Raw records

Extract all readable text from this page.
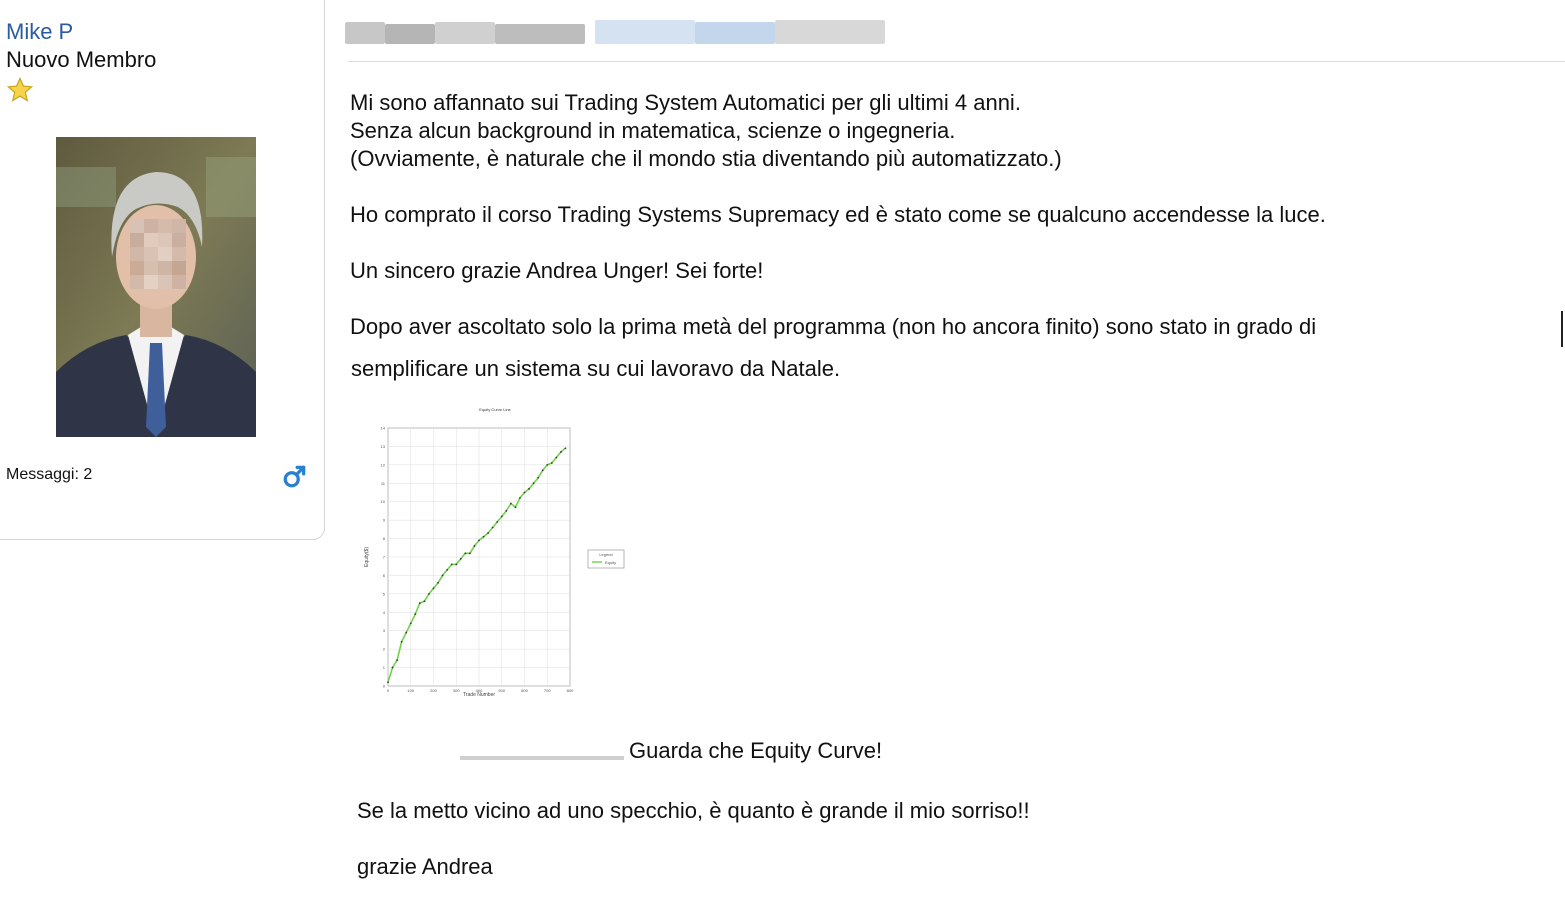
Mike P
Nuovo Membro
Messaggi: 2
Mi sono affannato sui Trading System Automatici per gli ultimi 4 anni.
Senza alcun background in matematica, scienze o ingegneria.
(Ovviamente, è naturale che il mondo stia diventando più automatizzato.)
Ho comprato il corso Trading Systems Supremacy ed è stato come se qualcuno accendesse la luce.
Un sincero grazie Andrea Unger! Sei forte!
Dopo aver ascoltato solo la prima metà del programma (non ho ancora finito) sono stato in grado di
semplificare un sistema su cui lavoravo da Natale.
Equity Curve Line
0
1
2
3
4
5
6
7
8
9
10
11
12
13
14
0	100	200	300	400	500	600	700	800
Equity($)
Trade Number
Legend
Equity
Guarda che Equity Curve!
Se la metto vicino ad uno specchio, è quanto è grande il mio sorriso!!
grazie Andrea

__WHAT IS BEING ASKED__: From the entries above, copy every line that holds the word "Equity".

__WRITTEN SOLUTION__:
Equity Curve Line
Equity($)
Equity
Guarda che Equity Curve!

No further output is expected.